DESCRIPTION OF THE TASK → Check each line of the material below for "Chairman", then copy the ones that contain it.

-- Start DATA FOR PROCESSING --

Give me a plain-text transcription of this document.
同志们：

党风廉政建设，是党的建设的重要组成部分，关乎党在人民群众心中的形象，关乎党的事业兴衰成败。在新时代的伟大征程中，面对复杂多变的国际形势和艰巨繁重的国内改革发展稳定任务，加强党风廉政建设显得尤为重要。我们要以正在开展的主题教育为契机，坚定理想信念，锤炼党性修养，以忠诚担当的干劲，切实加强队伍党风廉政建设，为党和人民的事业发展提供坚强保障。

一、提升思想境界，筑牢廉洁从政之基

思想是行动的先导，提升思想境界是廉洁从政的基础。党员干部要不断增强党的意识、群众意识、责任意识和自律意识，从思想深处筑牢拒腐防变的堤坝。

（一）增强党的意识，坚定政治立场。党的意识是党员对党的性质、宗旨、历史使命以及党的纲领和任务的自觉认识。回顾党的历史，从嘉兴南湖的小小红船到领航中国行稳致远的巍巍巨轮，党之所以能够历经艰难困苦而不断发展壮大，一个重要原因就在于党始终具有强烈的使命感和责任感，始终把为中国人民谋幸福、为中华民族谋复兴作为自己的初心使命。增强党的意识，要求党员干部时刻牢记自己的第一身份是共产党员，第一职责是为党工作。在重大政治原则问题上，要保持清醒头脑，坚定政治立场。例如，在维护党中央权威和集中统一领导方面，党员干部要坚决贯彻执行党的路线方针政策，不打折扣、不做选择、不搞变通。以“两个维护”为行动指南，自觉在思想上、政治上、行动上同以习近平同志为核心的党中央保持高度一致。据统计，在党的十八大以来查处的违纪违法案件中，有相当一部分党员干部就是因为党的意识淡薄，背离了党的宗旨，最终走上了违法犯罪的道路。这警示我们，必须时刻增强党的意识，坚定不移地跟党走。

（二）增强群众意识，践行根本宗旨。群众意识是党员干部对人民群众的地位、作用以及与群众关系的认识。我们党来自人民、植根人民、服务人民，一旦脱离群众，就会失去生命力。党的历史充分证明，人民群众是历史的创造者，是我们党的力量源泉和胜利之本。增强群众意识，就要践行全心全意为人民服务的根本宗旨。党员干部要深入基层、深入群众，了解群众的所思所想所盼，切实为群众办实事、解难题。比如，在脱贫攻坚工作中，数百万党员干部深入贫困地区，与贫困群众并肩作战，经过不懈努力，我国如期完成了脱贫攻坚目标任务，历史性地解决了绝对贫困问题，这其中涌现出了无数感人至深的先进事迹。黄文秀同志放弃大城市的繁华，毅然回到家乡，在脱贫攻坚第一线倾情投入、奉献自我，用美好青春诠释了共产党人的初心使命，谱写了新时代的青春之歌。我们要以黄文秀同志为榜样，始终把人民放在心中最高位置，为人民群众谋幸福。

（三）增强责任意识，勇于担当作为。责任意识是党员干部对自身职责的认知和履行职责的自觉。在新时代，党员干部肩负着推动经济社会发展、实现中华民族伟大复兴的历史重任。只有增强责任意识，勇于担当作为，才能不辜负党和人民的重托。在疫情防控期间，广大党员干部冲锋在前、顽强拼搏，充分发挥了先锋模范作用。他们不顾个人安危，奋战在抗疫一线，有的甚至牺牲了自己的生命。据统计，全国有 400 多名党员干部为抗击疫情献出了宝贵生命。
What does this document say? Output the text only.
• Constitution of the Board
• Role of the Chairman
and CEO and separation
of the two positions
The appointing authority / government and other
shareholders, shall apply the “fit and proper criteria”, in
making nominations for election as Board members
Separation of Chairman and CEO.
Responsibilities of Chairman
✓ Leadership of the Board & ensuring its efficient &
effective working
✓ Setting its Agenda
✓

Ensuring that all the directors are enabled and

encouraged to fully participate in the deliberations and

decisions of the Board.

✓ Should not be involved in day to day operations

-- End DATA FOR PROCESSING --

RIGHT ANSWER →
• Role of the Chairman
Separation of Chairman and CEO.
Responsibilities of Chairman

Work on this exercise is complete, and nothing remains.